** Begin Available data **

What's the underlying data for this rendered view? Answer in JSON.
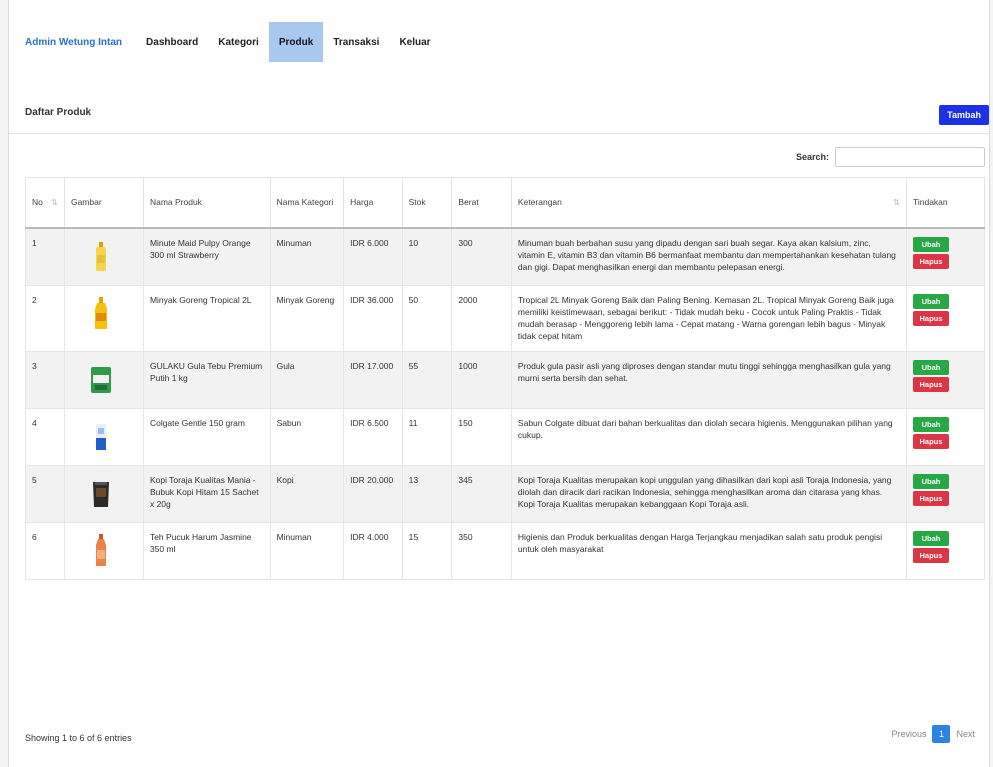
{
  "navbar": {
    "brand": "Admin Wetung Intan",
    "links": [
      "Dashboard",
      "Kategori",
      "Produk",
      "Transaksi",
      "Keluar"
    ],
    "active_index": 2
  },
  "page": {
    "title": "Daftar Produk",
    "add_label": "Tambah"
  },
  "search": {
    "label": "Search:",
    "value": ""
  },
  "table": {
    "columns": [
      "No",
      "Gambar",
      "Nama Produk",
      "Nama Kategori",
      "Harga",
      "Stok",
      "Berat",
      "Keterangan",
      "Tindakan"
    ],
    "rows": [
      {
        "no": "1",
        "image": "bottle-icon",
        "nama": "Minute Maid Pulpy Orange 300 ml Strawberry",
        "kategori": "Minuman",
        "harga": "IDR 6.000",
        "stok": "10",
        "berat": "300",
        "keterangan": "Minuman buah berbahan susu yang dipadu dengan sari buah segar. Kaya akan kalsium, zinc, vitamin E, vitamin B3 dan vitamin B6 bermanfaat membantu dan mempertahankan kesehatan tulang dan gigi. Dapat menghasilkan energi dan membantu pelepasan energi."
      },
      {
        "no": "2",
        "image": "oil-bottle-icon",
        "nama": "Minyak Goreng Tropical 2L",
        "kategori": "Minyak Goreng",
        "harga": "IDR 36.000",
        "stok": "50",
        "berat": "2000",
        "keterangan": "Tropical 2L Minyak Goreng Baik dan Paling Bening. Kemasan 2L. Tropical Minyak Goreng Baik juga memiliki keistimewaan, sebagai berikut: - Tidak mudah beku - Cocok untuk Paling Praktis - Tidak mudah berasap - Menggoreng lebih lama - Cepat matang - Warna gorengan lebih bagus - Minyak tidak cepat hitam"
      },
      {
        "no": "3",
        "image": "sugar-pack-icon",
        "nama": "GULAKU Gula Tebu Premium Putih 1 kg",
        "kategori": "Gula",
        "harga": "IDR 17.000",
        "stok": "55",
        "berat": "1000",
        "keterangan": "Produk gula pasir asli yang diproses dengan standar mutu tinggi sehingga menghasilkan gula yang murni serta bersih dan sehat."
      },
      {
        "no": "4",
        "image": "toothpaste-icon",
        "nama": "Colgate Gentle 150 gram",
        "kategori": "Sabun",
        "harga": "IDR 6.500",
        "stok": "11",
        "berat": "150",
        "keterangan": "Sabun Colgate dibuat dari bahan berkualitas dan diolah secara higienis. Menggunakan pilihan yang cukup."
      },
      {
        "no": "5",
        "image": "coffee-pouch-icon",
        "nama": "Kopi Toraja Kualitas Mania - Bubuk Kopi Hitam 15 Sachet x 20g",
        "kategori": "Kopi",
        "harga": "IDR 20.000",
        "stok": "13",
        "berat": "345",
        "keterangan": "Kopi Toraja Kualitas merupakan kopi unggulan yang dihasilkan dari kopi asli Toraja Indonesia, yang diolah dan diracik dari racikan Indonesia, sehingga menghasilkan aroma dan citarasa yang khas. Kopi Toraja Kualitas merupakan kebanggaan Kopi Toraja asli."
      },
      {
        "no": "6",
        "image": "tea-bottle-icon",
        "nama": "Teh Pucuk Harum Jasmine 350 ml",
        "kategori": "Minuman",
        "harga": "IDR 4.000",
        "stok": "15",
        "berat": "350",
        "keterangan": "Higienis dan Produk berkualitas dengan Harga Terjangkau menjadikan salah satu produk pengisi untuk oleh masyarakat"
      }
    ],
    "action_edit": "Ubah",
    "action_delete": "Hapus"
  },
  "footer": {
    "info": "Showing 1 to 6 of 6 entries",
    "prev": "Previous",
    "current_page": "1",
    "next": "Next"
  },
  "colors": {
    "brand_link": "#2b6fd6",
    "nav_active_bg": "#a9c8ef",
    "add_button": "#1c30e6",
    "edit_button": "#28a745",
    "delete_button": "#dc3545",
    "page_current": "#2b84e0"
  }
}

** End Available data **

- **What to produce**
Filter lines by "untuk" and return each hit.

- **Reply**
        "keterangan": "Tropical 2L Minyak Goreng Baik dan Paling Bening. Kemasan 2L. Tropical Minyak Goreng Baik juga memiliki keistimewaan, sebagai berikut: - Tidak mudah beku - Cocok untuk Paling Praktis - Tidak mudah berasap - Menggoreng lebih lama - Cepat matang - Warna gorengan lebih bagus - Minyak tidak cepat hitam"
        "keterangan": "Higienis dan Produk berkualitas dengan Harga Terjangkau menjadikan salah satu produk pengisi untuk oleh masyarakat"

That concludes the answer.